**Task brief**
Reproduce each line exactly, including spacing and punctuation.

[Data entries]
<<<<
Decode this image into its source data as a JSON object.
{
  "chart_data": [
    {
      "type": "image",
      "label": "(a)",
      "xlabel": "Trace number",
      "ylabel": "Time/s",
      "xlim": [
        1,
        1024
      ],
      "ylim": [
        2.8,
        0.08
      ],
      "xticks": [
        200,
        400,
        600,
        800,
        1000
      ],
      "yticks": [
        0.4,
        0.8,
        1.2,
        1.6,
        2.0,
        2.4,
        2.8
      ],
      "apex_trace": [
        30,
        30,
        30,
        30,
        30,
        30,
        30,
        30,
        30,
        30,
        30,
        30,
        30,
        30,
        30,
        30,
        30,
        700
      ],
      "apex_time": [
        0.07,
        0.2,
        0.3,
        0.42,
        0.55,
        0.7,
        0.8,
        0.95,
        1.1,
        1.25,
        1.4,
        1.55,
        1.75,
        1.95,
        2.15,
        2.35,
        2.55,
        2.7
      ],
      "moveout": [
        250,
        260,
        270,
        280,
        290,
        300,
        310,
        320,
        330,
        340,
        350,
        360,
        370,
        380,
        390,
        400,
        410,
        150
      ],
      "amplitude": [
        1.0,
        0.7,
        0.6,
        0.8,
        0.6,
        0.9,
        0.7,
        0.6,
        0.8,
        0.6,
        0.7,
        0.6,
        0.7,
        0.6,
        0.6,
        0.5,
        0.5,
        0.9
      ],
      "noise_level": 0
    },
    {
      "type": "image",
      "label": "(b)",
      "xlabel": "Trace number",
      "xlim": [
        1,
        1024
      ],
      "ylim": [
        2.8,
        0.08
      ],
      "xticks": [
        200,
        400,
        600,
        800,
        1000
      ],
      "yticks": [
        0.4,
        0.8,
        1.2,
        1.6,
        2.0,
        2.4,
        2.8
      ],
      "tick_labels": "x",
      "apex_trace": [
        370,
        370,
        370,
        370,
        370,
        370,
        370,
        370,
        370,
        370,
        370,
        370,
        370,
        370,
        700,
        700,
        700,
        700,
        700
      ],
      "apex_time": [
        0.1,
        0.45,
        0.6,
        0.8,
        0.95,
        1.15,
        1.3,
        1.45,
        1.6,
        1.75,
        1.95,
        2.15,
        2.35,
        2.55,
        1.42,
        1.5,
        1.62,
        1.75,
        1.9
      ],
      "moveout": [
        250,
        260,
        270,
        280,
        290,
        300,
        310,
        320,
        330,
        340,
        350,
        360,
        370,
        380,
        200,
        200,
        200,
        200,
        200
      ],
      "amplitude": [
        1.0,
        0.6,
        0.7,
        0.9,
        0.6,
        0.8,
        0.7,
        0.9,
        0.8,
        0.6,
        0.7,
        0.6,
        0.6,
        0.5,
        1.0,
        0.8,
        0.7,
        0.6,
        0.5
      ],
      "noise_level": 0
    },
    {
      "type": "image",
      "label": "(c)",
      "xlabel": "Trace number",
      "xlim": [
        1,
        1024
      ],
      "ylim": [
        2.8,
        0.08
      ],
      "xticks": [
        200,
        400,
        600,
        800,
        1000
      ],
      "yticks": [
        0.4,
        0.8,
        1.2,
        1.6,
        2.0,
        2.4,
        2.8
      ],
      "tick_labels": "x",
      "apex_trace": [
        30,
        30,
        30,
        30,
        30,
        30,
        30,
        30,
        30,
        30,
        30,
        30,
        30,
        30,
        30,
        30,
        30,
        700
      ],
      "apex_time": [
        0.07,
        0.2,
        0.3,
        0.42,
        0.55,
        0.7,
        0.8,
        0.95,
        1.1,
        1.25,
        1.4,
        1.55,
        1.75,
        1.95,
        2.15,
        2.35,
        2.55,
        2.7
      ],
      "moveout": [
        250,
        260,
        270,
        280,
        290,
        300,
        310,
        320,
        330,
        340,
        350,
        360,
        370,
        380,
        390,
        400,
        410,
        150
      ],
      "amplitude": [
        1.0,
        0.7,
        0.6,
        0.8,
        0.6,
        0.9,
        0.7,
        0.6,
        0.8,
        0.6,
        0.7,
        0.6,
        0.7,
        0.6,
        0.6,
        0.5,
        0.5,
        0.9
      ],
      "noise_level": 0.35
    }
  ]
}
>>>>
**Exercise output**
Decode this image into its source data as a JSON object.
{
  "chart_data": [
    {
      "type": "image",
      "label": "(a)",
      "xlabel": "Trace number",
      "ylabel": "Time/s",
      "xlim": [
        1,
        1024
      ],
      "ylim": [
        2.8,
        0.08
      ],
      "xticks": [
        200,
        400,
        600,
        800,
        1000
      ],
      "yticks": [
        0.4,
        0.8,
        1.2,
        1.6,
        2.0,
        2.4,
        2.8
      ],
      "apex_trace": [
        30,
        30,
        30,
        30,
        30,
        30,
        30,
        30,
        30,
        30,
        30,
        30,
        30,
        30,
        30,
        30,
        30,
        700
      ],
      "apex_time": [
        0.07,
        0.2,
        0.3,
        0.42,
        0.55,
        0.7,
        0.8,
        0.95,
        1.1,
        1.25,
        1.4,
        1.55,
        1.75,
        1.95,
        2.15,
        2.35,
        2.55,
        2.7
      ],
      "moveout": [
        250,
        260,
        270,
        280,
        290,
        300,
        310,
        320,
        330,
        340,
        350,
        360,
        370,
        380,
        390,
        400,
        410,
        150
      ],
      "amplitude": [
        1.0,
        0.7,
        0.6,
        0.8,
        0.6,
        0.9,
        0.7,
        0.6,
        0.8,
        0.6,
        0.7,
        0.6,
        0.7,
        0.6,
        0.6,
        0.5,
        0.5,
        0.9
      ],
      "noise_level": 0
    },
    {
      "type": "image",
      "label": "(b)",
      "xlabel": "Trace number",
      "xlim": [
        1,
        1024
      ],
      "ylim": [
        2.8,
        0.08
      ],
      "xticks": [
        200,
        400,
        600,
        800,
        1000
      ],
      "yticks": [
        0.4,
        0.8,
        1.2,
        1.6,
        2.0,
        2.4,
        2.8
      ],
      "tick_labels": "x",
      "apex_trace": [
        370,
        370,
        370,
        370,
        370,
        370,
        370,
        370,
        370,
        370,
        370,
        370,
        370,
        370,
        700,
        700,
        700,
        700,
        700
      ],
      "apex_time": [
        0.1,
        0.45,
        0.6,
        0.8,
        0.95,
        1.15,
        1.3,
        1.45,
        1.6,
        1.75,
        1.95,
        2.15,
        2.35,
        2.55,
        1.42,
        1.5,
        1.62,
        1.75,
        1.9
      ],
      "moveout": [
        250,
        260,
        270,
        280,
        290,
        300,
        310,
        320,
        330,
        340,
        350,
        360,
        370,
        380,
        200,
        200,
        200,
        200,
        200
      ],
      "amplitude": [
        1.0,
        0.6,
        0.7,
        0.9,
        0.6,
        0.8,
        0.7,
        0.9,
        0.8,
        0.6,
        0.7,
        0.6,
        0.6,
        0.5,
        1.0,
        0.8,
        0.7,
        0.6,
        0.5
      ],
      "noise_level": 0
    },
    {
      "type": "image",
      "label": "(c)",
      "xlabel": "Trace number",
      "xlim": [
        1,
        1024
      ],
      "ylim": [
        2.8,
        0.08
      ],
      "xticks": [
        200,
        400,
        600,
        800,
        1000
      ],
      "yticks": [
        0.4,
        0.8,
        1.2,
        1.6,
        2.0,
        2.4,
        2.8
      ],
      "tick_labels": "x",
      "apex_trace": [
        30,
        30,
        30,
        30,
        30,
        30,
        30,
        30,
        30,
        30,
        30,
        30,
        30,
        30,
        30,
        30,
        30,
        700
      ],
      "apex_time": [
        0.07,
        0.2,
        0.3,
        0.42,
        0.55,
        0.7,
        0.8,
        0.95,
        1.1,
        1.25,
        1.4,
        1.55,
        1.75,
        1.95,
        2.15,
        2.35,
        2.55,
        2.7
      ],
      "moveout": [
        250,
        260,
        270,
        280,
        290,
        300,
        310,
        320,
        330,
        340,
        350,
        360,
        370,
        380,
        390,
        400,
        410,
        150
      ],
      "amplitude": [
        1.0,
        0.7,
        0.6,
        0.8,
        0.6,
        0.9,
        0.7,
        0.6,
        0.8,
        0.6,
        0.7,
        0.6,
        0.7,
        0.6,
        0.6,
        0.5,
        0.5,
        0.9
      ],
      "noise_level": 0.35
    }
  ]
}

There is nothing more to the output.